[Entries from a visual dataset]
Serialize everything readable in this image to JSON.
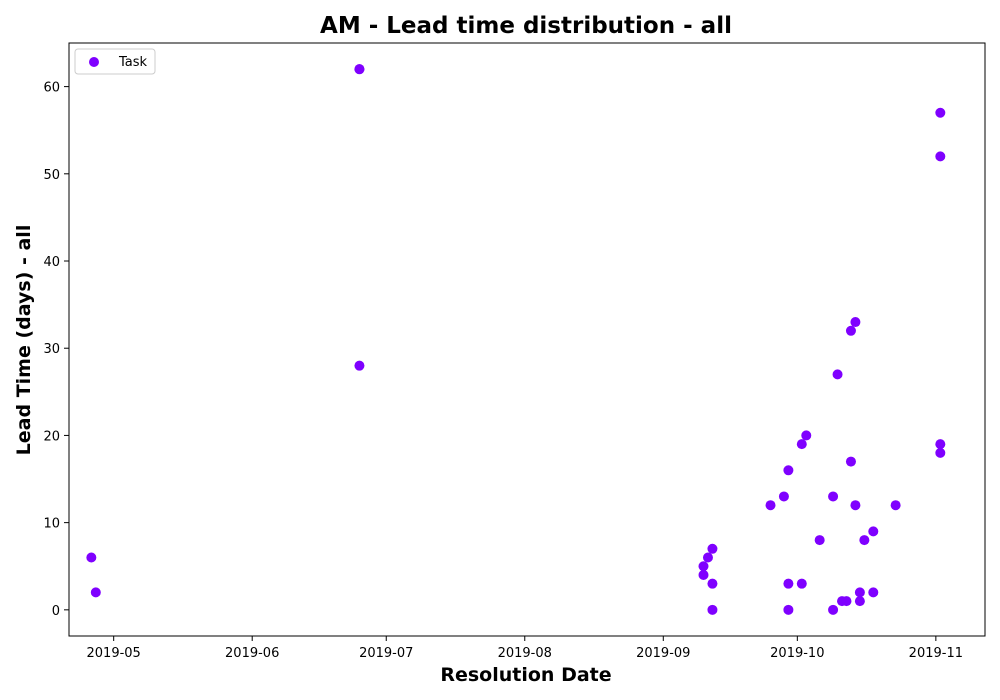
{
  "chart_data": {
    "type": "scatter",
    "title": "AM - Lead time distribution - all",
    "xlabel": "Resolution Date",
    "ylabel": "Lead Time (days) - all",
    "xlim": [
      "2019-04-21",
      "2019-11-12"
    ],
    "ylim": [
      -3,
      65
    ],
    "x_ticks": [
      "2019-05-01",
      "2019-06-01",
      "2019-07-01",
      "2019-08-01",
      "2019-09-01",
      "2019-10-01",
      "2019-11-01"
    ],
    "x_tick_labels": [
      "2019-05",
      "2019-06",
      "2019-07",
      "2019-08",
      "2019-09",
      "2019-10",
      "2019-11"
    ],
    "y_ticks": [
      0,
      10,
      20,
      30,
      40,
      50,
      60
    ],
    "grid": false,
    "legend": {
      "placement": "top-left",
      "entries": [
        "Task"
      ]
    },
    "series": [
      {
        "name": "Task",
        "color": "#7f00ff",
        "points": [
          {
            "x": "2019-04-26",
            "y": 6
          },
          {
            "x": "2019-04-27",
            "y": 2
          },
          {
            "x": "2019-06-25",
            "y": 62
          },
          {
            "x": "2019-06-25",
            "y": 62
          },
          {
            "x": "2019-06-25",
            "y": 28
          },
          {
            "x": "2019-09-10",
            "y": 4
          },
          {
            "x": "2019-09-10",
            "y": 5
          },
          {
            "x": "2019-09-11",
            "y": 6
          },
          {
            "x": "2019-09-12",
            "y": 7
          },
          {
            "x": "2019-09-12",
            "y": 3
          },
          {
            "x": "2019-09-12",
            "y": 0
          },
          {
            "x": "2019-09-25",
            "y": 12
          },
          {
            "x": "2019-09-28",
            "y": 13
          },
          {
            "x": "2019-09-29",
            "y": 16
          },
          {
            "x": "2019-09-29",
            "y": 3
          },
          {
            "x": "2019-09-29",
            "y": 0
          },
          {
            "x": "2019-10-02",
            "y": 19
          },
          {
            "x": "2019-10-02",
            "y": 3
          },
          {
            "x": "2019-10-03",
            "y": 20
          },
          {
            "x": "2019-10-06",
            "y": 8
          },
          {
            "x": "2019-10-09",
            "y": 13
          },
          {
            "x": "2019-10-09",
            "y": 0
          },
          {
            "x": "2019-10-10",
            "y": 27
          },
          {
            "x": "2019-10-11",
            "y": 1
          },
          {
            "x": "2019-10-12",
            "y": 1
          },
          {
            "x": "2019-10-13",
            "y": 32
          },
          {
            "x": "2019-10-13",
            "y": 17
          },
          {
            "x": "2019-10-14",
            "y": 33
          },
          {
            "x": "2019-10-14",
            "y": 12
          },
          {
            "x": "2019-10-15",
            "y": 2
          },
          {
            "x": "2019-10-15",
            "y": 1
          },
          {
            "x": "2019-10-16",
            "y": 8
          },
          {
            "x": "2019-10-18",
            "y": 9
          },
          {
            "x": "2019-10-18",
            "y": 2
          },
          {
            "x": "2019-10-23",
            "y": 12
          },
          {
            "x": "2019-11-02",
            "y": 57
          },
          {
            "x": "2019-11-02",
            "y": 52
          },
          {
            "x": "2019-11-02",
            "y": 19
          },
          {
            "x": "2019-11-02",
            "y": 18
          }
        ]
      }
    ]
  }
}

_WORK REQUIRED_
Repeat all the data as it stands, dropping any images it holds.

_SOLUTION TO THE EXERCISE_
Serialize everything readable in this image to JSON.
{
  "chart_data": {
    "type": "scatter",
    "title": "AM - Lead time distribution - all",
    "xlabel": "Resolution Date",
    "ylabel": "Lead Time (days) - all",
    "xlim": [
      "2019-04-21",
      "2019-11-12"
    ],
    "ylim": [
      -3,
      65
    ],
    "x_ticks": [
      "2019-05-01",
      "2019-06-01",
      "2019-07-01",
      "2019-08-01",
      "2019-09-01",
      "2019-10-01",
      "2019-11-01"
    ],
    "x_tick_labels": [
      "2019-05",
      "2019-06",
      "2019-07",
      "2019-08",
      "2019-09",
      "2019-10",
      "2019-11"
    ],
    "y_ticks": [
      0,
      10,
      20,
      30,
      40,
      50,
      60
    ],
    "grid": false,
    "legend": {
      "placement": "top-left",
      "entries": [
        "Task"
      ]
    },
    "series": [
      {
        "name": "Task",
        "color": "#7f00ff",
        "points": [
          {
            "x": "2019-04-26",
            "y": 6
          },
          {
            "x": "2019-04-27",
            "y": 2
          },
          {
            "x": "2019-06-25",
            "y": 62
          },
          {
            "x": "2019-06-25",
            "y": 62
          },
          {
            "x": "2019-06-25",
            "y": 28
          },
          {
            "x": "2019-09-10",
            "y": 4
          },
          {
            "x": "2019-09-10",
            "y": 5
          },
          {
            "x": "2019-09-11",
            "y": 6
          },
          {
            "x": "2019-09-12",
            "y": 7
          },
          {
            "x": "2019-09-12",
            "y": 3
          },
          {
            "x": "2019-09-12",
            "y": 0
          },
          {
            "x": "2019-09-25",
            "y": 12
          },
          {
            "x": "2019-09-28",
            "y": 13
          },
          {
            "x": "2019-09-29",
            "y": 16
          },
          {
            "x": "2019-09-29",
            "y": 3
          },
          {
            "x": "2019-09-29",
            "y": 0
          },
          {
            "x": "2019-10-02",
            "y": 19
          },
          {
            "x": "2019-10-02",
            "y": 3
          },
          {
            "x": "2019-10-03",
            "y": 20
          },
          {
            "x": "2019-10-06",
            "y": 8
          },
          {
            "x": "2019-10-09",
            "y": 13
          },
          {
            "x": "2019-10-09",
            "y": 0
          },
          {
            "x": "2019-10-10",
            "y": 27
          },
          {
            "x": "2019-10-11",
            "y": 1
          },
          {
            "x": "2019-10-12",
            "y": 1
          },
          {
            "x": "2019-10-13",
            "y": 32
          },
          {
            "x": "2019-10-13",
            "y": 17
          },
          {
            "x": "2019-10-14",
            "y": 33
          },
          {
            "x": "2019-10-14",
            "y": 12
          },
          {
            "x": "2019-10-15",
            "y": 2
          },
          {
            "x": "2019-10-15",
            "y": 1
          },
          {
            "x": "2019-10-16",
            "y": 8
          },
          {
            "x": "2019-10-18",
            "y": 9
          },
          {
            "x": "2019-10-18",
            "y": 2
          },
          {
            "x": "2019-10-23",
            "y": 12
          },
          {
            "x": "2019-11-02",
            "y": 57
          },
          {
            "x": "2019-11-02",
            "y": 52
          },
          {
            "x": "2019-11-02",
            "y": 19
          },
          {
            "x": "2019-11-02",
            "y": 18
          }
        ]
      }
    ]
  }
}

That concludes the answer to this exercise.